_GIVEN TASK_.
Transcribe all of the material exactly.

_SUPPLIED DATA_.
************
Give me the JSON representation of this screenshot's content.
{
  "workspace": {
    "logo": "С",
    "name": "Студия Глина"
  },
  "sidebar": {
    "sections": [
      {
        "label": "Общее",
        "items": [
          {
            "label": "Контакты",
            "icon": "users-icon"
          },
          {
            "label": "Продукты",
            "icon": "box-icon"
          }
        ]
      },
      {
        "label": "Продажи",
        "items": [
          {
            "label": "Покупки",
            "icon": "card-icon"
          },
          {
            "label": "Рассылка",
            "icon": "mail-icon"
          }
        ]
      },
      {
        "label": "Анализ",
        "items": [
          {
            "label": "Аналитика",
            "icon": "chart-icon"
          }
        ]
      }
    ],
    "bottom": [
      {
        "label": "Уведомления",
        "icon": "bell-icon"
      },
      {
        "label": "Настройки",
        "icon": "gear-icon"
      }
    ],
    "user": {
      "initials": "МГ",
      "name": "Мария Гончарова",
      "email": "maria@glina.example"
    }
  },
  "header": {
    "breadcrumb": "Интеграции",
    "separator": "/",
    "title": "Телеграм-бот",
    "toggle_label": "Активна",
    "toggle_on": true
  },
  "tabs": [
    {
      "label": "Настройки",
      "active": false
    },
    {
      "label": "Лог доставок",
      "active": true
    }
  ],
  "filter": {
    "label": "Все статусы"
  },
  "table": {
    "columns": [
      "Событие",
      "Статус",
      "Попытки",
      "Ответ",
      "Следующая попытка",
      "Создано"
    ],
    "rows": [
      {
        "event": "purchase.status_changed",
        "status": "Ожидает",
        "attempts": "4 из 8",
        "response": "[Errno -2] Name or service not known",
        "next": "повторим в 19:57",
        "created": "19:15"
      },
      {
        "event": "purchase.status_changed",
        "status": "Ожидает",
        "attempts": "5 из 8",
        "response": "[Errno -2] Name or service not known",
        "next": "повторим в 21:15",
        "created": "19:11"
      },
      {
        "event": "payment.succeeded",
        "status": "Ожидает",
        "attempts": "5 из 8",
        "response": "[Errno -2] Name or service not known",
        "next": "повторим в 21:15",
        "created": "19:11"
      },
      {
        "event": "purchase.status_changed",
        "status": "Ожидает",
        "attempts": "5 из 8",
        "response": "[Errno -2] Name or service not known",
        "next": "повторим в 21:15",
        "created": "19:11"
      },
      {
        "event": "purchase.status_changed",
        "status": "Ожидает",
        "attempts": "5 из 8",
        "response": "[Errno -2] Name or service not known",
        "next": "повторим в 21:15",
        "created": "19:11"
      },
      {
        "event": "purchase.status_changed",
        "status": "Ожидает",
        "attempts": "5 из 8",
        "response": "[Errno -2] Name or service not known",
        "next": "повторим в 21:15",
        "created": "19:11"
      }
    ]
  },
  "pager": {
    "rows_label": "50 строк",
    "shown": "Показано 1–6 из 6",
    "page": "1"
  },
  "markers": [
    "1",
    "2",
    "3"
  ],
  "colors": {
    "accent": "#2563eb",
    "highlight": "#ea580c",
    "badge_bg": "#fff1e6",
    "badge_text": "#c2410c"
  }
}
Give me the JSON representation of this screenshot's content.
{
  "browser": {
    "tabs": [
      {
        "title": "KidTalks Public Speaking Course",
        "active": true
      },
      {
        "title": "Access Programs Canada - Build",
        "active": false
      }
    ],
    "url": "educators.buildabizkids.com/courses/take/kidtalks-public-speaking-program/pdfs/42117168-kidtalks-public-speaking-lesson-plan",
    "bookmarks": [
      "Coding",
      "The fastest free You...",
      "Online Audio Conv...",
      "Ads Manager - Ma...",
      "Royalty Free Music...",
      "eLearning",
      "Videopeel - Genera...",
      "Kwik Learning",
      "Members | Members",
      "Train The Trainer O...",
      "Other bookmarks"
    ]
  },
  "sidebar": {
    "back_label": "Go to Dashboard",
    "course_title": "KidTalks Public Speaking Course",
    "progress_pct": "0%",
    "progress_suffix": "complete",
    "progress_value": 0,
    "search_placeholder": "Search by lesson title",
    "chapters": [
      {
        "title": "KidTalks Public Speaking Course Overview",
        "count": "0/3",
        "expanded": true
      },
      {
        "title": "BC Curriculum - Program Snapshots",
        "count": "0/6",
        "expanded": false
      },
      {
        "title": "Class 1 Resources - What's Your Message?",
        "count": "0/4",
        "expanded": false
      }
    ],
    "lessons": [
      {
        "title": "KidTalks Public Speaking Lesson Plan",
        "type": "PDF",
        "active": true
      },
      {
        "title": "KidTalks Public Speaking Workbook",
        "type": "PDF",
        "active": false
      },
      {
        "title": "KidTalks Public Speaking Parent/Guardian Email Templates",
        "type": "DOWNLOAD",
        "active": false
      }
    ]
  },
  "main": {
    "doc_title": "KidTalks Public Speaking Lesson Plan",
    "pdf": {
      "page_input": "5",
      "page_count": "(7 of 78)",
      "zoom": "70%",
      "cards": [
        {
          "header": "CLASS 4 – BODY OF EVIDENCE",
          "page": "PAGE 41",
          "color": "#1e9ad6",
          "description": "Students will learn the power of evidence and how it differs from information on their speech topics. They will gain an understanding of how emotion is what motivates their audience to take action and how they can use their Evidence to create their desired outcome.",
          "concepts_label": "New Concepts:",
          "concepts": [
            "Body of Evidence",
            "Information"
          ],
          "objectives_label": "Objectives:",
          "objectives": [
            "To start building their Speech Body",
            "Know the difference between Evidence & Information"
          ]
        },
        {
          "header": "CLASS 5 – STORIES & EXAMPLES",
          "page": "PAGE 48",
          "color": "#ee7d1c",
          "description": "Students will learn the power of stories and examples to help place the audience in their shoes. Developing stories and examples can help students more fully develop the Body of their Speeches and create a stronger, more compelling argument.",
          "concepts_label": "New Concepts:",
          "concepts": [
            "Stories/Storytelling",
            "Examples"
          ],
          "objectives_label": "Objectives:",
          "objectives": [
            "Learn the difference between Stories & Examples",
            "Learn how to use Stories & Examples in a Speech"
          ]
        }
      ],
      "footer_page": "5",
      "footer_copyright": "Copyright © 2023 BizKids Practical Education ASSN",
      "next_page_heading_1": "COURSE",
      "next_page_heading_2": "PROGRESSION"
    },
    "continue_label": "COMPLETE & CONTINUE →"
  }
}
************
_OUTPUT FOR THIS EXERCISE_.
Give me the JSON representation of this screenshot's content.
{
  "workspace": {
    "logo": "С",
    "name": "Студия Глина"
  },
  "sidebar": {
    "sections": [
      {
        "label": "Общее",
        "items": [
          {
            "label": "Контакты",
            "icon": "users-icon"
          },
          {
            "label": "Продукты",
            "icon": "box-icon"
          }
        ]
      },
      {
        "label": "Продажи",
        "items": [
          {
            "label": "Покупки",
            "icon": "card-icon"
          },
          {
            "label": "Рассылка",
            "icon": "mail-icon"
          }
        ]
      },
      {
        "label": "Анализ",
        "items": [
          {
            "label": "Аналитика",
            "icon": "chart-icon"
          }
        ]
      }
    ],
    "bottom": [
      {
        "label": "Уведомления",
        "icon": "bell-icon"
      },
      {
        "label": "Настройки",
        "icon": "gear-icon"
      }
    ],
    "user": {
      "initials": "МГ",
      "name": "Мария Гончарова",
      "email": "maria@glina.example"
    }
  },
  "header": {
    "breadcrumb": "Интеграции",
    "separator": "/",
    "title": "Телеграм-бот",
    "toggle_label": "Активна",
    "toggle_on": true
  },
  "tabs": [
    {
      "label": "Настройки",
      "active": false
    },
    {
      "label": "Лог доставок",
      "active": true
    }
  ],
  "filter": {
    "label": "Все статусы"
  },
  "table": {
    "columns": [
      "Событие",
      "Статус",
      "Попытки",
      "Ответ",
      "Следующая попытка",
      "Создано"
    ],
    "rows": [
      {
        "event": "purchase.status_changed",
        "status": "Ожидает",
        "attempts": "4 из 8",
        "response": "[Errno -2] Name or service not known",
        "next": "повторим в 19:57",
        "created": "19:15"
      },
      {
        "event": "purchase.status_changed",
        "status": "Ожидает",
        "attempts": "5 из 8",
        "response": "[Errno -2] Name or service not known",
        "next": "повторим в 21:15",
        "created": "19:11"
      },
      {
        "event": "payment.succeeded",
        "status": "Ожидает",
        "attempts": "5 из 8",
        "response": "[Errno -2] Name or service not known",
        "next": "повторим в 21:15",
        "created": "19:11"
      },
      {
        "event": "purchase.status_changed",
        "status": "Ожидает",
        "attempts": "5 из 8",
        "response": "[Errno -2] Name or service not known",
        "next": "повторим в 21:15",
        "created": "19:11"
      },
      {
        "event": "purchase.status_changed",
        "status": "Ожидает",
        "attempts": "5 из 8",
        "response": "[Errno -2] Name or service not known",
        "next": "повторим в 21:15",
        "created": "19:11"
      },
      {
        "event": "purchase.status_changed",
        "status": "Ожидает",
        "attempts": "5 из 8",
        "response": "[Errno -2] Name or service not known",
        "next": "повторим в 21:15",
        "created": "19:11"
      }
    ]
  },
  "pager": {
    "rows_label": "50 строк",
    "shown": "Показано 1–6 из 6",
    "page": "1"
  },
  "markers": [
    "1",
    "2",
    "3"
  ],
  "colors": {
    "accent": "#2563eb",
    "highlight": "#ea580c",
    "badge_bg": "#fff1e6",
    "badge_text": "#c2410c"
  }
}
Give me the JSON representation of this screenshot's content.
{
  "browser": {
    "tabs": [
      {
        "title": "KidTalks Public Speaking Course",
        "active": true
      },
      {
        "title": "Access Programs Canada - Build",
        "active": false
      }
    ],
    "url": "educators.buildabizkids.com/courses/take/kidtalks-public-speaking-program/pdfs/42117168-kidtalks-public-speaking-lesson-plan",
    "bookmarks": [
      "Coding",
      "The fastest free You...",
      "Online Audio Conv...",
      "Ads Manager - Ma...",
      "Royalty Free Music...",
      "eLearning",
      "Videopeel - Genera...",
      "Kwik Learning",
      "Members | Members",
      "Train The Trainer O...",
      "Other bookmarks"
    ]
  },
  "sidebar": {
    "back_label": "Go to Dashboard",
    "course_title": "KidTalks Public Speaking Course",
    "progress_pct": "0%",
    "progress_suffix": "complete",
    "progress_value": 0,
    "search_placeholder": "Search by lesson title",
    "chapters": [
      {
        "title": "KidTalks Public Speaking Course Overview",
        "count": "0/3",
        "expanded": true
      },
      {
        "title": "BC Curriculum - Program Snapshots",
        "count": "0/6",
        "expanded": false
      },
      {
        "title": "Class 1 Resources - What's Your Message?",
        "count": "0/4",
        "expanded": false
      }
    ],
    "lessons": [
      {
        "title": "KidTalks Public Speaking Lesson Plan",
        "type": "PDF",
        "active": true
      },
      {
        "title": "KidTalks Public Speaking Workbook",
        "type": "PDF",
        "active": false
      },
      {
        "title": "KidTalks Public Speaking Parent/Guardian Email Templates",
        "type": "DOWNLOAD",
        "active": false
      }
    ]
  },
  "main": {
    "doc_title": "KidTalks Public Speaking Lesson Plan",
    "pdf": {
      "page_input": "5",
      "page_count": "(7 of 78)",
      "zoom": "70%",
      "cards": [
        {
          "header": "CLASS 4 – BODY OF EVIDENCE",
          "page": "PAGE 41",
          "color": "#1e9ad6",
          "description": "Students will learn the power of evidence and how it differs from information on their speech topics. They will gain an understanding of how emotion is what motivates their audience to take action and how they can use their Evidence to create their desired outcome.",
          "concepts_label": "New Concepts:",
          "concepts": [
            "Body of Evidence",
            "Information"
          ],
          "objectives_label": "Objectives:",
          "objectives": [
            "To start building their Speech Body",
            "Know the difference between Evidence & Information"
          ]
        },
        {
          "header": "CLASS 5 – STORIES & EXAMPLES",
          "page": "PAGE 48",
          "color": "#ee7d1c",
          "description": "Students will learn the power of stories and examples to help place the audience in their shoes. Developing stories and examples can help students more fully develop the Body of their Speeches and create a stronger, more compelling argument.",
          "concepts_label": "New Concepts:",
          "concepts": [
            "Stories/Storytelling",
            "Examples"
          ],
          "objectives_label": "Objectives:",
          "objectives": [
            "Learn the difference between Stories & Examples",
            "Learn how to use Stories & Examples in a Speech"
          ]
        }
      ],
      "footer_page": "5",
      "footer_copyright": "Copyright © 2023 BizKids Practical Education ASSN",
      "next_page_heading_1": "COURSE",
      "next_page_heading_2": "PROGRESSION"
    },
    "continue_label": "COMPLETE & CONTINUE →"
  }
}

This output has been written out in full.